Job: Each entry below should be reproduced character for character.

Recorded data
━━━━━━━━

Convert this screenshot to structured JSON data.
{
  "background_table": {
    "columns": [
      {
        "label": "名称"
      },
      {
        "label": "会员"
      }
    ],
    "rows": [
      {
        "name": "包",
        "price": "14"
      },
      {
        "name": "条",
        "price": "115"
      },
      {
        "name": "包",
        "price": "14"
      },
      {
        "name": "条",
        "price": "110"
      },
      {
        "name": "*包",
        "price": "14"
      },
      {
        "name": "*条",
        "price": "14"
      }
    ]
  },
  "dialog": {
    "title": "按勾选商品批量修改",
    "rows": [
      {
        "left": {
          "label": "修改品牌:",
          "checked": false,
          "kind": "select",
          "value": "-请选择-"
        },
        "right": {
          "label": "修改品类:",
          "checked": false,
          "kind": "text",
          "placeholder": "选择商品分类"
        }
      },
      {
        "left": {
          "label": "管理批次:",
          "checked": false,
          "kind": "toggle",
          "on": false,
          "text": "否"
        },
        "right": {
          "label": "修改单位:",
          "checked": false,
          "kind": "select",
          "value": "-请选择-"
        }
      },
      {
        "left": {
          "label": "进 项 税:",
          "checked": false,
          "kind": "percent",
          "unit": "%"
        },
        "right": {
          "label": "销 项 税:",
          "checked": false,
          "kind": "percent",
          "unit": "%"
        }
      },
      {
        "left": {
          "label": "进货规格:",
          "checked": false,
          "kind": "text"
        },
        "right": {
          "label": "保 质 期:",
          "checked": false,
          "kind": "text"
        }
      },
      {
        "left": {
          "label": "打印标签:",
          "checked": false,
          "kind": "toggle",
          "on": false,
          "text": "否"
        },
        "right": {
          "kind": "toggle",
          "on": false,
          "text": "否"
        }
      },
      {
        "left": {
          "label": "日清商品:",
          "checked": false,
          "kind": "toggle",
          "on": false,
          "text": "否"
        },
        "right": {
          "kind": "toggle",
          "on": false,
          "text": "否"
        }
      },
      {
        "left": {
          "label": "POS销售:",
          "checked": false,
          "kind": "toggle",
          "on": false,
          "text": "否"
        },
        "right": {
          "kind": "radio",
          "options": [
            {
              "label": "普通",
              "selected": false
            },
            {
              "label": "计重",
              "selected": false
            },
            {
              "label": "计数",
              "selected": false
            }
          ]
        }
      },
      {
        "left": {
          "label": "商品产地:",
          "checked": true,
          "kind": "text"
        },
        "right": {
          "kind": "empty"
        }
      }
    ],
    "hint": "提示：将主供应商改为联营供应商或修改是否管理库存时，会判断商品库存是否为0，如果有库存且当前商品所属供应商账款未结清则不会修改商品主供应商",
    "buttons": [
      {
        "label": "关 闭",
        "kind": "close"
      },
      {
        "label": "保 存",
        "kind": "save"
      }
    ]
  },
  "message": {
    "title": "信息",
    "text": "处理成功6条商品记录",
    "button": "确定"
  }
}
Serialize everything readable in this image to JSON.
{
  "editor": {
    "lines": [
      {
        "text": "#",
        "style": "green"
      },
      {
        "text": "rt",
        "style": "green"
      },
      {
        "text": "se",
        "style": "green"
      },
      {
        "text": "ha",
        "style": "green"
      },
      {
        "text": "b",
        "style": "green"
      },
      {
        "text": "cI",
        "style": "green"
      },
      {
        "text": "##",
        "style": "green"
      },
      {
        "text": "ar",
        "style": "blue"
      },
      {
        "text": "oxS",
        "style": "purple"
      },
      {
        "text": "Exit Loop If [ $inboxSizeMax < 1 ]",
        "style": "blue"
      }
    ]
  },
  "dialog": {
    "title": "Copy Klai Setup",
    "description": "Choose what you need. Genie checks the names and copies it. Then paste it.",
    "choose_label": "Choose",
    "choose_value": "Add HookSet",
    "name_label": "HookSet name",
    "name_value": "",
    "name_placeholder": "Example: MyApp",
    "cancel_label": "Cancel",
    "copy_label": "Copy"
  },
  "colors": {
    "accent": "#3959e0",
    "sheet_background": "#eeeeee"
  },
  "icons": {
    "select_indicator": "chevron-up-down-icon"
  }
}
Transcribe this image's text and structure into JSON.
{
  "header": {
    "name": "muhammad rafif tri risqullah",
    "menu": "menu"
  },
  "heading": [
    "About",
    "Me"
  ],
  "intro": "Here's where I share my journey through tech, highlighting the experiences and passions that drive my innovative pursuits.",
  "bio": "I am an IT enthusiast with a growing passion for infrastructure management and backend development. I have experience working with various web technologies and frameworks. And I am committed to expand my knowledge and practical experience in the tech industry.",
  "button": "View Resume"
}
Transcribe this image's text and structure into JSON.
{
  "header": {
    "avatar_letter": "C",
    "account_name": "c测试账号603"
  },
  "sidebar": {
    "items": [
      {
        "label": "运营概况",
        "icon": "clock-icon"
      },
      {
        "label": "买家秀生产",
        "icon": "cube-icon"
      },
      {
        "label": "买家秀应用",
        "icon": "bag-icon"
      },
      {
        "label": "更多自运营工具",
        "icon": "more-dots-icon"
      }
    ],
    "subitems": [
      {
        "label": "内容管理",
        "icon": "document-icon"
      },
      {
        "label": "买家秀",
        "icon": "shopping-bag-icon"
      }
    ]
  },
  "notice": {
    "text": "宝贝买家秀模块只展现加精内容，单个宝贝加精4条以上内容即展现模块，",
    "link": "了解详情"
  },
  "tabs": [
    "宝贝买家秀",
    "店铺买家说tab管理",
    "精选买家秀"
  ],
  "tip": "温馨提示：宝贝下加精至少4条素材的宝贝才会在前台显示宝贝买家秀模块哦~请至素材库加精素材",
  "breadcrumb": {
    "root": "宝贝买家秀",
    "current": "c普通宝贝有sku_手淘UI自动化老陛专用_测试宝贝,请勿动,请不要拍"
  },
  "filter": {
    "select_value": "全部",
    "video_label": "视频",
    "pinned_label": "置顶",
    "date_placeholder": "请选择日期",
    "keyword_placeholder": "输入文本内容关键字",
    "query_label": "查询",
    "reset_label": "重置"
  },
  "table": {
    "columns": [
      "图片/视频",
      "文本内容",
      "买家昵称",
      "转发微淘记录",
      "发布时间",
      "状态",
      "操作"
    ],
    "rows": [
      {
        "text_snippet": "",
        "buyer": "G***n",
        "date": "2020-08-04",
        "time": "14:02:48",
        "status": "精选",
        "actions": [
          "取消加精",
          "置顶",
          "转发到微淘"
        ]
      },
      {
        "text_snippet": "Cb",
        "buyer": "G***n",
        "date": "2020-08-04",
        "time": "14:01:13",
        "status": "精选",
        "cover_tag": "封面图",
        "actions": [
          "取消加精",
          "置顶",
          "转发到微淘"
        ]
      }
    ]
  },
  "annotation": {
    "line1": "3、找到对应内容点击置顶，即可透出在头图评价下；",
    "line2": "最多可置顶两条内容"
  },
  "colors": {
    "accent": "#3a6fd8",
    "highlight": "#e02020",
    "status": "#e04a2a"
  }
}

━━━━━━━━

Exercise result:
Convert this screenshot to structured JSON data.
{
  "background_table": {
    "columns": [
      {
        "label": "名称"
      },
      {
        "label": "会员"
      }
    ],
    "rows": [
      {
        "name": "包",
        "price": "14"
      },
      {
        "name": "条",
        "price": "115"
      },
      {
        "name": "包",
        "price": "14"
      },
      {
        "name": "条",
        "price": "110"
      },
      {
        "name": "*包",
        "price": "14"
      },
      {
        "name": "*条",
        "price": "14"
      }
    ]
  },
  "dialog": {
    "title": "按勾选商品批量修改",
    "rows": [
      {
        "left": {
          "label": "修改品牌:",
          "checked": false,
          "kind": "select",
          "value": "-请选择-"
        },
        "right": {
          "label": "修改品类:",
          "checked": false,
          "kind": "text",
          "placeholder": "选择商品分类"
        }
      },
      {
        "left": {
          "label": "管理批次:",
          "checked": false,
          "kind": "toggle",
          "on": false,
          "text": "否"
        },
        "right": {
          "label": "修改单位:",
          "checked": false,
          "kind": "select",
          "value": "-请选择-"
        }
      },
      {
        "left": {
          "label": "进 项 税:",
          "checked": false,
          "kind": "percent",
          "unit": "%"
        },
        "right": {
          "label": "销 项 税:",
          "checked": false,
          "kind": "percent",
          "unit": "%"
        }
      },
      {
        "left": {
          "label": "进货规格:",
          "checked": false,
          "kind": "text"
        },
        "right": {
          "label": "保 质 期:",
          "checked": false,
          "kind": "text"
        }
      },
      {
        "left": {
          "label": "打印标签:",
          "checked": false,
          "kind": "toggle",
          "on": false,
          "text": "否"
        },
        "right": {
          "kind": "toggle",
          "on": false,
          "text": "否"
        }
      },
      {
        "left": {
          "label": "日清商品:",
          "checked": false,
          "kind": "toggle",
          "on": false,
          "text": "否"
        },
        "right": {
          "kind": "toggle",
          "on": false,
          "text": "否"
        }
      },
      {
        "left": {
          "label": "POS销售:",
          "checked": false,
          "kind": "toggle",
          "on": false,
          "text": "否"
        },
        "right": {
          "kind": "radio",
          "options": [
            {
              "label": "普通",
              "selected": false
            },
            {
              "label": "计重",
              "selected": false
            },
            {
              "label": "计数",
              "selected": false
            }
          ]
        }
      },
      {
        "left": {
          "label": "商品产地:",
          "checked": true,
          "kind": "text"
        },
        "right": {
          "kind": "empty"
        }
      }
    ],
    "hint": "提示：将主供应商改为联营供应商或修改是否管理库存时，会判断商品库存是否为0，如果有库存且当前商品所属供应商账款未结清则不会修改商品主供应商",
    "buttons": [
      {
        "label": "关 闭",
        "kind": "close"
      },
      {
        "label": "保 存",
        "kind": "save"
      }
    ]
  },
  "message": {
    "title": "信息",
    "text": "处理成功6条商品记录",
    "button": "确定"
  }
}
Serialize everything readable in this image to JSON.
{
  "editor": {
    "lines": [
      {
        "text": "#",
        "style": "green"
      },
      {
        "text": "rt",
        "style": "green"
      },
      {
        "text": "se",
        "style": "green"
      },
      {
        "text": "ha",
        "style": "green"
      },
      {
        "text": "b",
        "style": "green"
      },
      {
        "text": "cI",
        "style": "green"
      },
      {
        "text": "##",
        "style": "green"
      },
      {
        "text": "ar",
        "style": "blue"
      },
      {
        "text": "oxS",
        "style": "purple"
      },
      {
        "text": "Exit Loop If [ $inboxSizeMax < 1 ]",
        "style": "blue"
      }
    ]
  },
  "dialog": {
    "title": "Copy Klai Setup",
    "description": "Choose what you need. Genie checks the names and copies it. Then paste it.",
    "choose_label": "Choose",
    "choose_value": "Add HookSet",
    "name_label": "HookSet name",
    "name_value": "",
    "name_placeholder": "Example: MyApp",
    "cancel_label": "Cancel",
    "copy_label": "Copy"
  },
  "colors": {
    "accent": "#3959e0",
    "sheet_background": "#eeeeee"
  },
  "icons": {
    "select_indicator": "chevron-up-down-icon"
  }
}
Transcribe this image's text and structure into JSON.
{
  "header": {
    "name": "muhammad rafif tri risqullah",
    "menu": "menu"
  },
  "heading": [
    "About",
    "Me"
  ],
  "intro": "Here's where I share my journey through tech, highlighting the experiences and passions that drive my innovative pursuits.",
  "bio": "I am an IT enthusiast with a growing passion for infrastructure management and backend development. I have experience working with various web technologies and frameworks. And I am committed to expand my knowledge and practical experience in the tech industry.",
  "button": "View Resume"
}
Transcribe this image's text and structure into JSON.
{
  "header": {
    "avatar_letter": "C",
    "account_name": "c测试账号603"
  },
  "sidebar": {
    "items": [
      {
        "label": "运营概况",
        "icon": "clock-icon"
      },
      {
        "label": "买家秀生产",
        "icon": "cube-icon"
      },
      {
        "label": "买家秀应用",
        "icon": "bag-icon"
      },
      {
        "label": "更多自运营工具",
        "icon": "more-dots-icon"
      }
    ],
    "subitems": [
      {
        "label": "内容管理",
        "icon": "document-icon"
      },
      {
        "label": "买家秀",
        "icon": "shopping-bag-icon"
      }
    ]
  },
  "notice": {
    "text": "宝贝买家秀模块只展现加精内容，单个宝贝加精4条以上内容即展现模块，",
    "link": "了解详情"
  },
  "tabs": [
    "宝贝买家秀",
    "店铺买家说tab管理",
    "精选买家秀"
  ],
  "tip": "温馨提示：宝贝下加精至少4条素材的宝贝才会在前台显示宝贝买家秀模块哦~请至素材库加精素材",
  "breadcrumb": {
    "root": "宝贝买家秀",
    "current": "c普通宝贝有sku_手淘UI自动化老陛专用_测试宝贝,请勿动,请不要拍"
  },
  "filter": {
    "select_value": "全部",
    "video_label": "视频",
    "pinned_label": "置顶",
    "date_placeholder": "请选择日期",
    "keyword_placeholder": "输入文本内容关键字",
    "query_label": "查询",
    "reset_label": "重置"
  },
  "table": {
    "columns": [
      "图片/视频",
      "文本内容",
      "买家昵称",
      "转发微淘记录",
      "发布时间",
      "状态",
      "操作"
    ],
    "rows": [
      {
        "text_snippet": "",
        "buyer": "G***n",
        "date": "2020-08-04",
        "time": "14:02:48",
        "status": "精选",
        "actions": [
          "取消加精",
          "置顶",
          "转发到微淘"
        ]
      },
      {
        "text_snippet": "Cb",
        "buyer": "G***n",
        "date": "2020-08-04",
        "time": "14:01:13",
        "status": "精选",
        "cover_tag": "封面图",
        "actions": [
          "取消加精",
          "置顶",
          "转发到微淘"
        ]
      }
    ]
  },
  "annotation": {
    "line1": "3、找到对应内容点击置顶，即可透出在头图评价下；",
    "line2": "最多可置顶两条内容"
  },
  "colors": {
    "accent": "#3a6fd8",
    "highlight": "#e02020",
    "status": "#e04a2a"
  }
}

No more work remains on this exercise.